*Source records:*
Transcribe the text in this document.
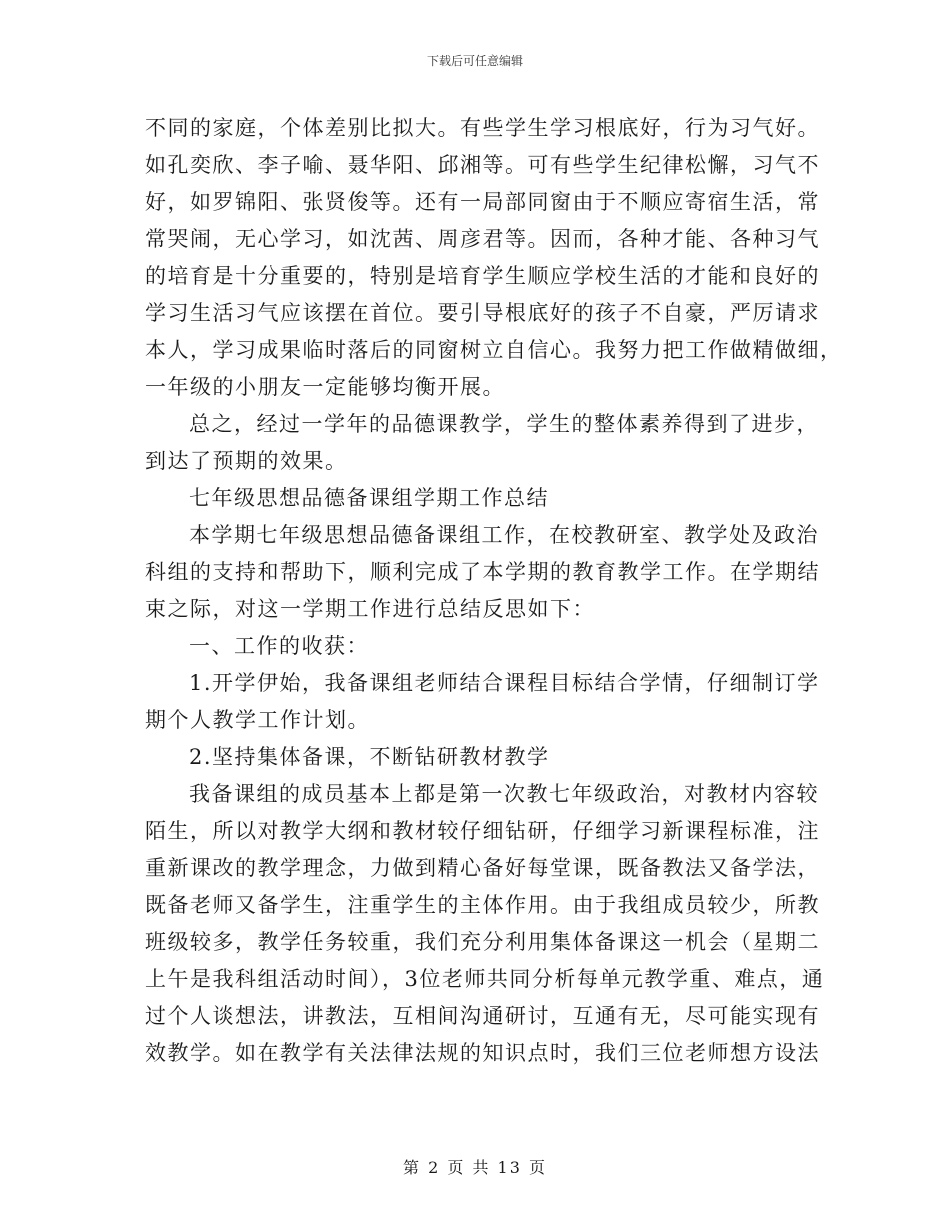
下载后可任意编辑
不同的家庭，个体差别比拟大。有些学生学习根底好，行为习气好。
如孔奕欣、李子喻、聂华阳、邱湘等。可有些学生纪律松懈，习气不
好，如罗锦阳、张贤俊等。还有一局部同窗由于不顺应寄宿生活，常
常哭闹，无心学习，如沈茜、周彦君等。因而，各种才能、各种习气
的培育是十分重要的，特别是培育学生顺应学校生活的才能和良好的
学习生活习气应该摆在首位。要引导根底好的孩子不自豪，严厉请求
本人，学习成果临时落后的同窗树立自信心。我努力把工作做精做细，
一年级的小朋友一定能够均衡开展。
总之，经过一学年的品德课教学，学生的整体素养得到了进步，
到达了预期的效果。
七年级思想品德备课组学期工作总结
本学期七年级思想品德备课组工作，在校教研室、教学处及政治
科组的支持和帮助下，顺利完成了本学期的教育教学工作。在学期结
束之际，对这一学期工作进行总结反思如下：
一、工作的收获：
1.开学伊始，我备课组老师结合课程目标结合学情，仔细制订学
期个人教学工作计划。
2.坚持集体备课，不断钻研教材教学
我备课组的成员基本上都是第一次教七年级政治，对教材内容较
陌生，所以对教学大纲和教材较仔细钻研，仔细学习新课程标准，注
重新课改的教学理念，力做到精心备好每堂课，既备教法又备学法，
既备老师又备学生，注重学生的主体作用。由于我组成员较少，所教
班级较多，教学任务较重，我们充分利用集体备课这一机会（星期二
上午是我科组活动时间），3位老师共同分析每单元教学重、难点，通
过个人谈想法，讲教法，互相间沟通研讨，互通有无，尽可能实现有
效教学。如在教学有关法律法规的知识点时，我们三位老师想方设法
第 2 页 共 13 页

*Task objective:*
Copy out all the data exactly; skip the pictures.

*Answer in full:*
Transcribe the text in this document.
下载后可任意编辑
不同的家庭，个体差别比拟大。有些学生学习根底好，行为习气好。
如孔奕欣、李子喻、聂华阳、邱湘等。可有些学生纪律松懈，习气不
好，如罗锦阳、张贤俊等。还有一局部同窗由于不顺应寄宿生活，常
常哭闹，无心学习，如沈茜、周彦君等。因而，各种才能、各种习气
的培育是十分重要的，特别是培育学生顺应学校生活的才能和良好的
学习生活习气应该摆在首位。要引导根底好的孩子不自豪，严厉请求
本人，学习成果临时落后的同窗树立自信心。我努力把工作做精做细，
一年级的小朋友一定能够均衡开展。
总之，经过一学年的品德课教学，学生的整体素养得到了进步，
到达了预期的效果。
七年级思想品德备课组学期工作总结
本学期七年级思想品德备课组工作，在校教研室、教学处及政治
科组的支持和帮助下，顺利完成了本学期的教育教学工作。在学期结
束之际，对这一学期工作进行总结反思如下：
一、工作的收获：
1.开学伊始，我备课组老师结合课程目标结合学情，仔细制订学
期个人教学工作计划。
2.坚持集体备课，不断钻研教材教学
我备课组的成员基本上都是第一次教七年级政治，对教材内容较
陌生，所以对教学大纲和教材较仔细钻研，仔细学习新课程标准，注
重新课改的教学理念，力做到精心备好每堂课，既备教法又备学法，
既备老师又备学生，注重学生的主体作用。由于我组成员较少，所教
班级较多，教学任务较重，我们充分利用集体备课这一机会（星期二
上午是我科组活动时间），3位老师共同分析每单元教学重、难点，通
过个人谈想法，讲教法，互相间沟通研讨，互通有无，尽可能实现有
效教学。如在教学有关法律法规的知识点时，我们三位老师想方设法
第 2 页 共 13 页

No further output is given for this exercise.